Every line of the data that contains the string "September" must be copied.

[Figure content listings]
>> start

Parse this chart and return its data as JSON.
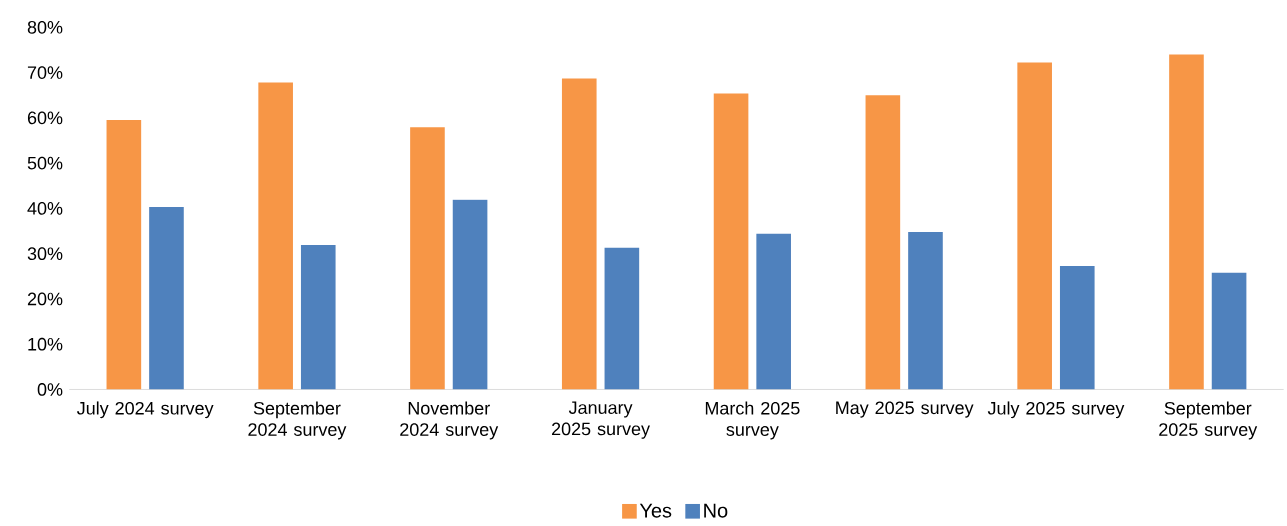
{
  "chart_data": {
    "type": "bar",
    "categories": [
      "July 2024 survey",
      "September 2024 survey",
      "November 2024 survey",
      "January 2025 survey",
      "March 2025 survey",
      "May 2025 survey",
      "July 2025 survey",
      "September 2025 survey"
    ],
    "series": [
      {
        "name": "Yes",
        "color": "#f79646",
        "values": [
          59.5,
          67.8,
          57.9,
          68.7,
          65.4,
          65,
          72.2,
          74
        ]
      },
      {
        "name": "No",
        "color": "#4f81bd",
        "values": [
          40.3,
          31.9,
          41.9,
          31.3,
          34.4,
          34.8,
          27.3,
          25.8
        ]
      }
    ],
    "ylim": [
      0,
      80
    ],
    "yticks": [
      {
        "value": 0,
        "label": "0%"
      },
      {
        "value": 10,
        "label": "10%"
      },
      {
        "value": 20,
        "label": "20%"
      },
      {
        "value": 30,
        "label": "30%"
      },
      {
        "value": 40,
        "label": "40%"
      },
      {
        "value": 50,
        "label": "50%"
      },
      {
        "value": 60,
        "label": "60%"
      },
      {
        "value": 70,
        "label": "70%"
      },
      {
        "value": 80,
        "label": "80%"
      }
    ],
    "legend": "bottom"
  }
}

>> end

→ **SOLUTION FOR THIS TASK**:
      "September 2024 survey",
      "September 2025 survey"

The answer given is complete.